### Task brief
Reproduce all of the material word for word.
--*--
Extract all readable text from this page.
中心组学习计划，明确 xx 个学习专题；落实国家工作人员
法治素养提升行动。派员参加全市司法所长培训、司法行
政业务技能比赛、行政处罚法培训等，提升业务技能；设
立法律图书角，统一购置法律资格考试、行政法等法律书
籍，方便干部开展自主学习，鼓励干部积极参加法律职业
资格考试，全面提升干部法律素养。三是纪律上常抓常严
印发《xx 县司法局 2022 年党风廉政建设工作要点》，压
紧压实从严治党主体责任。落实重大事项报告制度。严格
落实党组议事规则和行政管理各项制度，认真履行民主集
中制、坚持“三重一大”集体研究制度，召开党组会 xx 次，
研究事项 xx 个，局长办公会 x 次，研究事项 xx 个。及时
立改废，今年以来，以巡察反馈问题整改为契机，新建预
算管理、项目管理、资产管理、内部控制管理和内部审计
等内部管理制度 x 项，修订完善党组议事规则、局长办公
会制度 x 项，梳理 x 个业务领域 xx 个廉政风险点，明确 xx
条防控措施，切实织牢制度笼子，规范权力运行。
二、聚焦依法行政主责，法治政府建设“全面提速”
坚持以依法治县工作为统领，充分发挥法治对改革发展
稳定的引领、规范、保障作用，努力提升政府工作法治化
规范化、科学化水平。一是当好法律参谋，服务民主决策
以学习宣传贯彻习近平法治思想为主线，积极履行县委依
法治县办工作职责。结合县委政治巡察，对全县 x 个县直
--*--
### Response
Extract all readable text from this page.
中心组学习计划，明确 xx 个学习专题；落实国家工作人员
法治素养提升行动。派员参加全市司法所长培训、司法行
政业务技能比赛、行政处罚法培训等，提升业务技能；设
立法律图书角，统一购置法律资格考试、行政法等法律书
籍，方便干部开展自主学习，鼓励干部积极参加法律职业
资格考试，全面提升干部法律素养。三是纪律上常抓常严
印发《xx 县司法局 2022 年党风廉政建设工作要点》，压
紧压实从严治党主体责任。落实重大事项报告制度。严格
落实党组议事规则和行政管理各项制度，认真履行民主集
中制、坚持“三重一大”集体研究制度，召开党组会 xx 次，
研究事项 xx 个，局长办公会 x 次，研究事项 xx 个。及时
立改废，今年以来，以巡察反馈问题整改为契机，新建预
算管理、项目管理、资产管理、内部控制管理和内部审计
等内部管理制度 x 项，修订完善党组议事规则、局长办公
会制度 x 项，梳理 x 个业务领域 xx 个廉政风险点，明确 xx
条防控措施，切实织牢制度笼子，规范权力运行。
二、聚焦依法行政主责，法治政府建设“全面提速”
坚持以依法治县工作为统领，充分发挥法治对改革发展
稳定的引领、规范、保障作用，努力提升政府工作法治化
规范化、科学化水平。一是当好法律参谋，服务民主决策
以学习宣传贯彻习近平法治思想为主线，积极履行县委依
法治县办工作职责。结合县委政治巡察，对全县 x 个县直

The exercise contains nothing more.